##### Input records

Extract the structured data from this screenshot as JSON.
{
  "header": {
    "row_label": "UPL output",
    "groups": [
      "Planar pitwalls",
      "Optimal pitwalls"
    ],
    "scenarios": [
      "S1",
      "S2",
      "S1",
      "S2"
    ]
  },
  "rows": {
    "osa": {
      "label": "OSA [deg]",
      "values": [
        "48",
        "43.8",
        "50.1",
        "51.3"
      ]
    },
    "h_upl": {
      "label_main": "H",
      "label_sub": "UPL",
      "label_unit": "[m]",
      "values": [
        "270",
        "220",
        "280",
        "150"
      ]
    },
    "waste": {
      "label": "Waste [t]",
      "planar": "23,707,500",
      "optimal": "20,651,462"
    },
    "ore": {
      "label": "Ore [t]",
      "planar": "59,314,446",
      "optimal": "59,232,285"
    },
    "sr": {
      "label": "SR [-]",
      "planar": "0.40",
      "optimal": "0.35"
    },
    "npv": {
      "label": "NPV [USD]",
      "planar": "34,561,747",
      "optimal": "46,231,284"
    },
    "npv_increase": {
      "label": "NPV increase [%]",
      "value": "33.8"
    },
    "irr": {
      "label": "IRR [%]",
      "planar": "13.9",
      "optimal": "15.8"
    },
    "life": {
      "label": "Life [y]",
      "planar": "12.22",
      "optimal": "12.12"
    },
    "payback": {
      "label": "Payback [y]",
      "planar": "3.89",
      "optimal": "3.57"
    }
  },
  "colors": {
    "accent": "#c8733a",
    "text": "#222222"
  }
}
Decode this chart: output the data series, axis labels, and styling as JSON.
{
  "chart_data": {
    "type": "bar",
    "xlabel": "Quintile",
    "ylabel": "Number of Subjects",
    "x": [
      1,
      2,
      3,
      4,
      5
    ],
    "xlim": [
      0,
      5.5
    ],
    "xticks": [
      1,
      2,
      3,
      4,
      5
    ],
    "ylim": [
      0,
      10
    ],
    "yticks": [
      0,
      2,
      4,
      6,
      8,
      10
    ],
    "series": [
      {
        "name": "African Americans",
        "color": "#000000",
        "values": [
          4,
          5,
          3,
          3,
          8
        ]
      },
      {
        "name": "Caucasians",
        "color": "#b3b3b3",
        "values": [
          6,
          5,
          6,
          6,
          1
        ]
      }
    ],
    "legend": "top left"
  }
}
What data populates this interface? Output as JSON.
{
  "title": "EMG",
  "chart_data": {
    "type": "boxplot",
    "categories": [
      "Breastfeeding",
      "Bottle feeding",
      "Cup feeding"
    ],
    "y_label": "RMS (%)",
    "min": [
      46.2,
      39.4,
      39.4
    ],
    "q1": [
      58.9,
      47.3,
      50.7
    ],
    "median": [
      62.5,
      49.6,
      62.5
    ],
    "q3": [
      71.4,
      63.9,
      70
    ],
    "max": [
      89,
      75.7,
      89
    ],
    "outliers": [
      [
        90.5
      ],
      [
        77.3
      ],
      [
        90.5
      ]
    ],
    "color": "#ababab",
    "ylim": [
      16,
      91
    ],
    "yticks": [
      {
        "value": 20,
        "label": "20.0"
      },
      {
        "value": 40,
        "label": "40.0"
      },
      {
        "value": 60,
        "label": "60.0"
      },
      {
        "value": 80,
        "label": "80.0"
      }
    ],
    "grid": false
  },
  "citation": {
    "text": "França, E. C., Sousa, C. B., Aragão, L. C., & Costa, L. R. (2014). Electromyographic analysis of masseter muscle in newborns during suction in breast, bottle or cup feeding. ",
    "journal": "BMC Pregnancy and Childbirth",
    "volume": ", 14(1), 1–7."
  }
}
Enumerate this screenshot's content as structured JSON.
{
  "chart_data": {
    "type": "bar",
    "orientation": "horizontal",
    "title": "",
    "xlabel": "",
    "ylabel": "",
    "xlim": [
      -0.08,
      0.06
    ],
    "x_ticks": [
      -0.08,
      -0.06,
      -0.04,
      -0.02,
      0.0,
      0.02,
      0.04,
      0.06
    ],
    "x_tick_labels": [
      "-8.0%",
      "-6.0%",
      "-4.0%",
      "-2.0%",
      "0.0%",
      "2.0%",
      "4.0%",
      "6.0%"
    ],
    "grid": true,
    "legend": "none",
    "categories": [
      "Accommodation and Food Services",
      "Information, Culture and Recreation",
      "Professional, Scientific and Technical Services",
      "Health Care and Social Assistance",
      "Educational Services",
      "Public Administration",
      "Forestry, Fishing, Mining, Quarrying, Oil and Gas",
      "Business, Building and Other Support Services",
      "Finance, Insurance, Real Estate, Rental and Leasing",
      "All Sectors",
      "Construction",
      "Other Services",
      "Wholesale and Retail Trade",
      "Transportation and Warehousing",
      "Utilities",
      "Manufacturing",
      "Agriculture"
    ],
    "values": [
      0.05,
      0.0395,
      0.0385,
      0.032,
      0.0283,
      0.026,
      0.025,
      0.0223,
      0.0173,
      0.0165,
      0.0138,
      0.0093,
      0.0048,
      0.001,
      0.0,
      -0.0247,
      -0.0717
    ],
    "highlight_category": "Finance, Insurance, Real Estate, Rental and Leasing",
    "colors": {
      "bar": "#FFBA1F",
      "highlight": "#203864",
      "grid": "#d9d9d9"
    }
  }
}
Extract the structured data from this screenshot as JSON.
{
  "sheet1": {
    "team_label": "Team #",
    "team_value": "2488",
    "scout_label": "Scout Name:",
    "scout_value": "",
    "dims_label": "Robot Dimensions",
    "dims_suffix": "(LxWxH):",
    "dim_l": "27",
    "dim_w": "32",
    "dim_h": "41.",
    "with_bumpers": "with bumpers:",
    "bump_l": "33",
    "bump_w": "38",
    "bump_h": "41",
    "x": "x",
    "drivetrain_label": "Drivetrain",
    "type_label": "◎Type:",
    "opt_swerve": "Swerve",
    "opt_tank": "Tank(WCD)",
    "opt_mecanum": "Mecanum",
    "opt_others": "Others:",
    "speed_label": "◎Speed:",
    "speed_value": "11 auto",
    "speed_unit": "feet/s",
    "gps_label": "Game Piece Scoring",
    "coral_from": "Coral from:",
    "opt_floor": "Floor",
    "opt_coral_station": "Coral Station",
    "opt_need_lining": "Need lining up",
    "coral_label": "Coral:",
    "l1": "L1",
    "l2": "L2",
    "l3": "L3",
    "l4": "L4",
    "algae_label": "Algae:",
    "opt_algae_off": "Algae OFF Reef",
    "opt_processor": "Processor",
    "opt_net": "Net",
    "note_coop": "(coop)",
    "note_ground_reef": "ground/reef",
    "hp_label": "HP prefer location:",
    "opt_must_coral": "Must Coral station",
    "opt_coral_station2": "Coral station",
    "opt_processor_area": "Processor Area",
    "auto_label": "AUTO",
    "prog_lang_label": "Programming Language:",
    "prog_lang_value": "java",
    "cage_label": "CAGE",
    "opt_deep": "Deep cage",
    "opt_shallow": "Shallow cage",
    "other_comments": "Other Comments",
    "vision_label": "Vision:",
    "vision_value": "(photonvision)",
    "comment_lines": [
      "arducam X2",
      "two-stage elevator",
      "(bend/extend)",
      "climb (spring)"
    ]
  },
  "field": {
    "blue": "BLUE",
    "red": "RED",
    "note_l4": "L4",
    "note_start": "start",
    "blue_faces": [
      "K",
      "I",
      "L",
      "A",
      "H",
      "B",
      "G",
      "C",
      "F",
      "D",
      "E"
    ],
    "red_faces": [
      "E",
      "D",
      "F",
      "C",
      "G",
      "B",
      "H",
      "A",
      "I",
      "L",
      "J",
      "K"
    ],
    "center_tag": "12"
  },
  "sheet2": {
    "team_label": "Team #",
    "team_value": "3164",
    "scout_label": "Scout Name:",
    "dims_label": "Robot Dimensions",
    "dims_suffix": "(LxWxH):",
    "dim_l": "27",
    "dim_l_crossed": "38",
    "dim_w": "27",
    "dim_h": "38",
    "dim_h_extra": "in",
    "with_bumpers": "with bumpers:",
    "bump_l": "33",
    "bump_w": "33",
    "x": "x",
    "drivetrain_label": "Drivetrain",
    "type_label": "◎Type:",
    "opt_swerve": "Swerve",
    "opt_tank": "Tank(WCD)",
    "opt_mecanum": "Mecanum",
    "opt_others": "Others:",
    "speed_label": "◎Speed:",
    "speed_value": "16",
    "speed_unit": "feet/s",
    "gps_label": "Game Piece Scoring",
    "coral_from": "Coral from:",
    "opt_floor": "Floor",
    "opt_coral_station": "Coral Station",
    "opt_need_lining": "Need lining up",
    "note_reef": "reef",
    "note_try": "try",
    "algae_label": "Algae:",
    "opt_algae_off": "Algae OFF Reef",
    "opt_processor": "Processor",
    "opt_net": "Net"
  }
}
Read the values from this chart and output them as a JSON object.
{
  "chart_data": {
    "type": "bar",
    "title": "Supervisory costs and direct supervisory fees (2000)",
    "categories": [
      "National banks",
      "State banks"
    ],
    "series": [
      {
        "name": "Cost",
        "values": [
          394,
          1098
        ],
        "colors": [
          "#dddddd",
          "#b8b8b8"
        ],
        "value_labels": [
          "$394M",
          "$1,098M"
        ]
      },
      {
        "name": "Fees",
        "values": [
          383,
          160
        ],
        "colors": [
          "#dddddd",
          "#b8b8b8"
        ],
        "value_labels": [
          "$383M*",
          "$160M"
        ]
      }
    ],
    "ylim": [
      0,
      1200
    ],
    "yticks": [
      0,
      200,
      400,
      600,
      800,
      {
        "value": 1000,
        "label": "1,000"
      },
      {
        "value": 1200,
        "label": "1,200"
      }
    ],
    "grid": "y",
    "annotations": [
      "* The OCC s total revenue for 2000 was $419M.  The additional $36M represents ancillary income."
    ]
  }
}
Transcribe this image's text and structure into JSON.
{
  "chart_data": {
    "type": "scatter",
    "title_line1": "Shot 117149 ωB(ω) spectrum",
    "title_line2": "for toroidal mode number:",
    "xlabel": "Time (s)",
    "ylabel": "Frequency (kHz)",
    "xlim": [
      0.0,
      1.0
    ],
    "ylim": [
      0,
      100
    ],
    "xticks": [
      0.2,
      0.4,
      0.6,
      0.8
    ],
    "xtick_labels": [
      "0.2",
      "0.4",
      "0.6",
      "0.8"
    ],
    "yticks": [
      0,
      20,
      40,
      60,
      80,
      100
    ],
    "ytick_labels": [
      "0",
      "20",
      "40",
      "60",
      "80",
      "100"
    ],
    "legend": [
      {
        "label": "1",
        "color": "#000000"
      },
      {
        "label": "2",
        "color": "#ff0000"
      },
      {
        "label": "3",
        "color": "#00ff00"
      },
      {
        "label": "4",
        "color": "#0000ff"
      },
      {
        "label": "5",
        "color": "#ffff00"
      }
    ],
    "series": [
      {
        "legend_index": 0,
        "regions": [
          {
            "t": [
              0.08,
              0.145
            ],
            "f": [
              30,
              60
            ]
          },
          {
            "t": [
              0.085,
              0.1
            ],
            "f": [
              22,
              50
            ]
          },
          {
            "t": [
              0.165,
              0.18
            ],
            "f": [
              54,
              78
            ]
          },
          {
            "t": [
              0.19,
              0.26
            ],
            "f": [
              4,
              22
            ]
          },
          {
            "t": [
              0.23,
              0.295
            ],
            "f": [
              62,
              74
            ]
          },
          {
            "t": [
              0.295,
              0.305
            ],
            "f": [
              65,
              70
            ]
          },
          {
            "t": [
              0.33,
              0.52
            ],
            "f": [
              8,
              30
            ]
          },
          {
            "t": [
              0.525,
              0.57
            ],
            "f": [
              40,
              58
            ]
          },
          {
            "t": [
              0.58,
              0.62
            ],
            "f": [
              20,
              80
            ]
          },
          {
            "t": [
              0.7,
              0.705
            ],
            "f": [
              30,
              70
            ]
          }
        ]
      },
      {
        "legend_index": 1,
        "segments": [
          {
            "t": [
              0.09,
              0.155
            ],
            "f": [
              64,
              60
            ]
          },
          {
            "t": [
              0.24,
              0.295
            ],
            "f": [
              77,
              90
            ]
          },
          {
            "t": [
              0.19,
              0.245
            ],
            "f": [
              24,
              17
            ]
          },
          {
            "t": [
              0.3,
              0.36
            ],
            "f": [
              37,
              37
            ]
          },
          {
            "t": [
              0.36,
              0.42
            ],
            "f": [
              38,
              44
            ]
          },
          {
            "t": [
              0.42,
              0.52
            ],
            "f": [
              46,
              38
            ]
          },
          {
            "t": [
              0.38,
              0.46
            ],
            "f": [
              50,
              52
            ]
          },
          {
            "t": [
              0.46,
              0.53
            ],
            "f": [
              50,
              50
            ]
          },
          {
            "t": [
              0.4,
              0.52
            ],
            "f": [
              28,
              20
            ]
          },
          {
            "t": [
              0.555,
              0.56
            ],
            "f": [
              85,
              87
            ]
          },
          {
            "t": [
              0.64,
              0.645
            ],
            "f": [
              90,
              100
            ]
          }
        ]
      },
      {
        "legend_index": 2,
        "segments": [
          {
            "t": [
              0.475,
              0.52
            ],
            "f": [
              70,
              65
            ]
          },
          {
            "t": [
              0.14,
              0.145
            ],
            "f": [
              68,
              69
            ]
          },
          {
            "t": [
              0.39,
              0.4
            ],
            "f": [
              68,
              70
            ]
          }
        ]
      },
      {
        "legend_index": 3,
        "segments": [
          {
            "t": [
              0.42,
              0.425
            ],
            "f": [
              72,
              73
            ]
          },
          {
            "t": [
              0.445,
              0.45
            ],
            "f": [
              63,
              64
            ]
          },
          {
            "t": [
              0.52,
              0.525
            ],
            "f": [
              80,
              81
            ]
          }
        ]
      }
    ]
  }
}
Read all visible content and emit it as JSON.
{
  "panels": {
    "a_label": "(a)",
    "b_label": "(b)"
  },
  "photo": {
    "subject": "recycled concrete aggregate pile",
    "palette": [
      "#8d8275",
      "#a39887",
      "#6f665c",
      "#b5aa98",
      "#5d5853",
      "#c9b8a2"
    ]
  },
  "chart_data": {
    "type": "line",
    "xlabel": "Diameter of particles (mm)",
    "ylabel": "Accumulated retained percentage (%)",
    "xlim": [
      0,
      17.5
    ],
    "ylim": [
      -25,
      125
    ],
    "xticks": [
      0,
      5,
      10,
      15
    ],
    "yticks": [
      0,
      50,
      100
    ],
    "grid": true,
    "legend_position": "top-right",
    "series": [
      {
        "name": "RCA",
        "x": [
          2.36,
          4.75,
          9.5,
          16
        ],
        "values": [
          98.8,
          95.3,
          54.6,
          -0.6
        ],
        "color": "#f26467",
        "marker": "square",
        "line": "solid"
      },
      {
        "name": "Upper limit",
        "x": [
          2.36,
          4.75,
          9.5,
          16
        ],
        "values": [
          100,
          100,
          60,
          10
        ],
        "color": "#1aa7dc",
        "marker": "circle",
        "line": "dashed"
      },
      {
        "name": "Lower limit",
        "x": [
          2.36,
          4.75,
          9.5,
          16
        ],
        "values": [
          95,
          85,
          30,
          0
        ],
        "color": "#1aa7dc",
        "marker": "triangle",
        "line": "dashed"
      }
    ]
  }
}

##########

- [What you are asked to do] Identify the lines above that contain the word "Leasing", then copy them.

- [Reply to the task]
      "Finance, Insurance, Real Estate, Rental and Leasing",
    "highlight_category": "Finance, Insurance, Real Estate, Rental and Leasing",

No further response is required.